SET TASK => Quote each line of the material verbatim, without the pictures.

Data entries

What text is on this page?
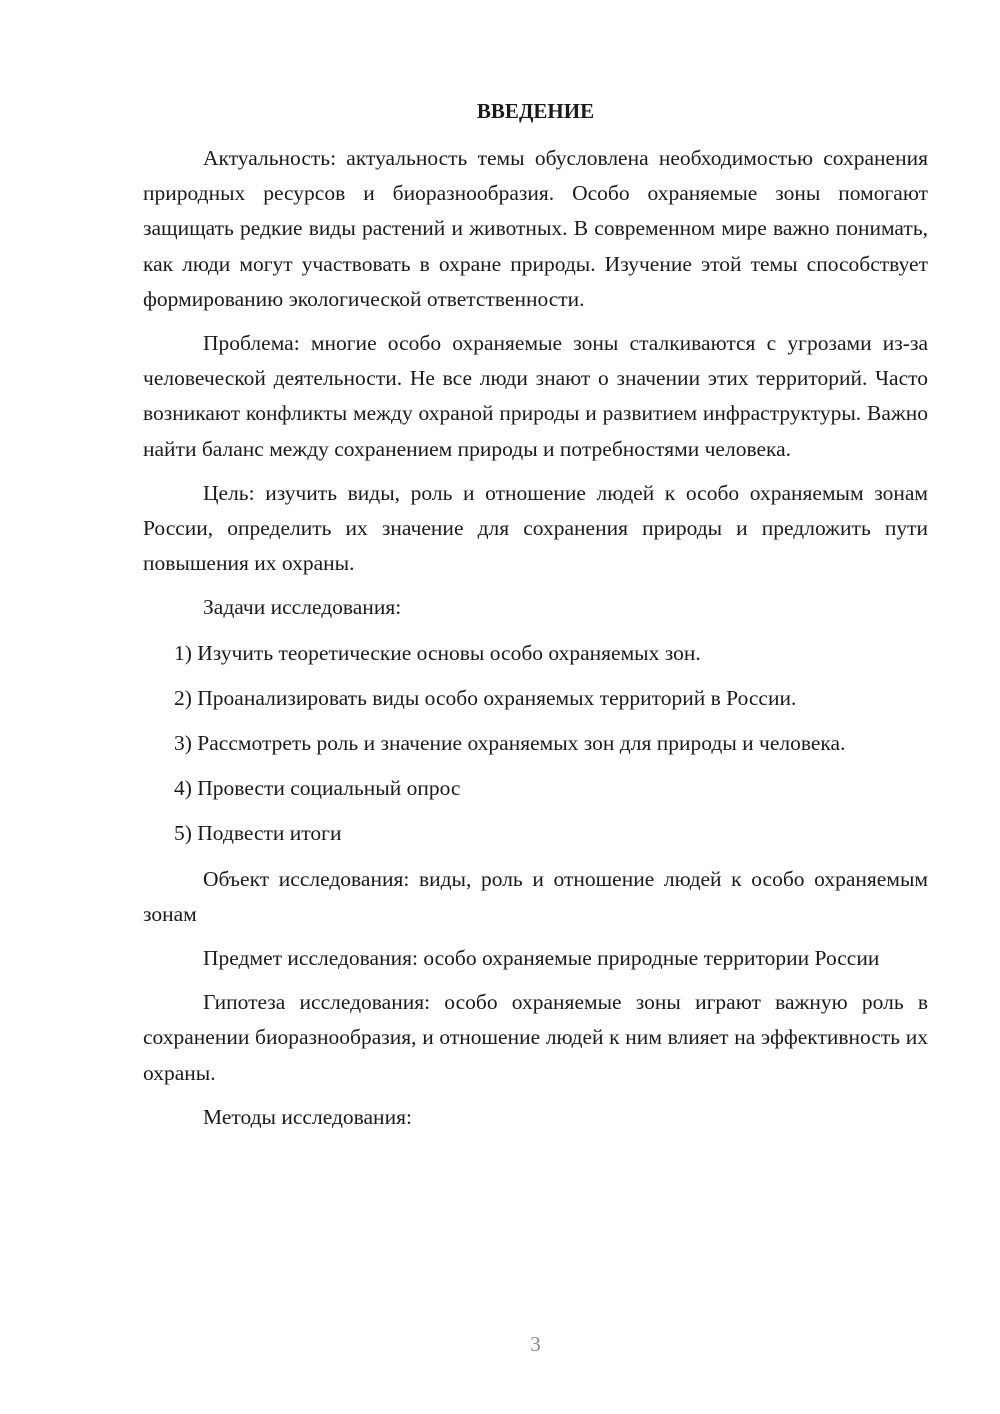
ВВЕДЕНИЕ

Актуальность: актуальность темы обусловлена необходимостью сохранения природных ресурсов и биоразнообразия. Особо охраняемые зоны помогают защищать редкие виды растений и животных. В современном мире важно понимать, как люди могут участвовать в охране природы. Изучение этой темы способствует формированию экологической ответственности.

Проблема: многие особо охраняемые зоны сталкиваются с угрозами из-за человеческой деятельности. Не все люди знают о значении этих территорий. Часто возникают конфликты между охраной природы и развитием инфраструктуры. Важно найти баланс между сохранением природы и потребностями человека.

Цель: изучить виды, роль и отношение людей к особо охраняемым зонам России, определить их значение для сохранения природы и предложить пути повышения их охраны.

Задачи исследования:

1) Изучить теоретические основы особо охраняемых зон.

2) Проанализировать виды особо охраняемых территорий в России.

3) Рассмотреть роль и значение охраняемых зон для природы и человека.

4) Провести социальный опрос

5) Подвести итоги

Объект исследования: виды, роль и отношение людей к особо охраняемым зонам

Предмет исследования: особо охраняемые природные территории России

Гипотеза исследования: особо охраняемые зоны играют важную роль в сохранении биоразнообразия, и отношение людей к ним влияет на эффективность их охраны.

Методы исследования:

3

ANSWER BELOW =>
What text is on this page?
ВВЕДЕНИЕ

Актуальность: актуальность темы обусловлена необходимостью сохранения природных ресурсов и биоразнообразия. Особо охраняемые зоны помогают защищать редкие виды растений и животных. В современном мире важно понимать, как люди могут участвовать в охране природы. Изучение этой темы способствует формированию экологической ответственности.

Проблема: многие особо охраняемые зоны сталкиваются с угрозами из-за человеческой деятельности. Не все люди знают о значении этих территорий. Часто возникают конфликты между охраной природы и развитием инфраструктуры. Важно найти баланс между сохранением природы и потребностями человека.

Цель: изучить виды, роль и отношение людей к особо охраняемым зонам России, определить их значение для сохранения природы и предложить пути повышения их охраны.

Задачи исследования:

1) Изучить теоретические основы особо охраняемых зон.

2) Проанализировать виды особо охраняемых территорий в России.

3) Рассмотреть роль и значение охраняемых зон для природы и человека.

4) Провести социальный опрос

5) Подвести итоги

Объект исследования: виды, роль и отношение людей к особо охраняемым зонам

Предмет исследования: особо охраняемые природные территории России

Гипотеза исследования: особо охраняемые зоны играют важную роль в сохранении биоразнообразия, и отношение людей к ним влияет на эффективность их охраны.

Методы исследования:

3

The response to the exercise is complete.